Your instructions
Records follow. Copy every line with "Group".
═══ Exercise materials
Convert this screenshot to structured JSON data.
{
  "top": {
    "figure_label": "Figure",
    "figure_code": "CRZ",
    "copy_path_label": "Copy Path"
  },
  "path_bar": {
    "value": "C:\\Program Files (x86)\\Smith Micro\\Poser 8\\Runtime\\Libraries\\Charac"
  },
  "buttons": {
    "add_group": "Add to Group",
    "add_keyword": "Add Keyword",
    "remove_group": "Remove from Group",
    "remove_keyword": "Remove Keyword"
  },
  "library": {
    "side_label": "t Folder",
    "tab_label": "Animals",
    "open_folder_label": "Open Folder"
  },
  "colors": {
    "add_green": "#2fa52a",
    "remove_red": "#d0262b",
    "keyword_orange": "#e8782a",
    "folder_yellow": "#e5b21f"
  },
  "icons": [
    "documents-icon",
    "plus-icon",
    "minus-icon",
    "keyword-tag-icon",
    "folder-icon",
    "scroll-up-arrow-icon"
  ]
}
══════
Result
    "add_group": "Add to Group",
    "remove_group": "Remove from Group",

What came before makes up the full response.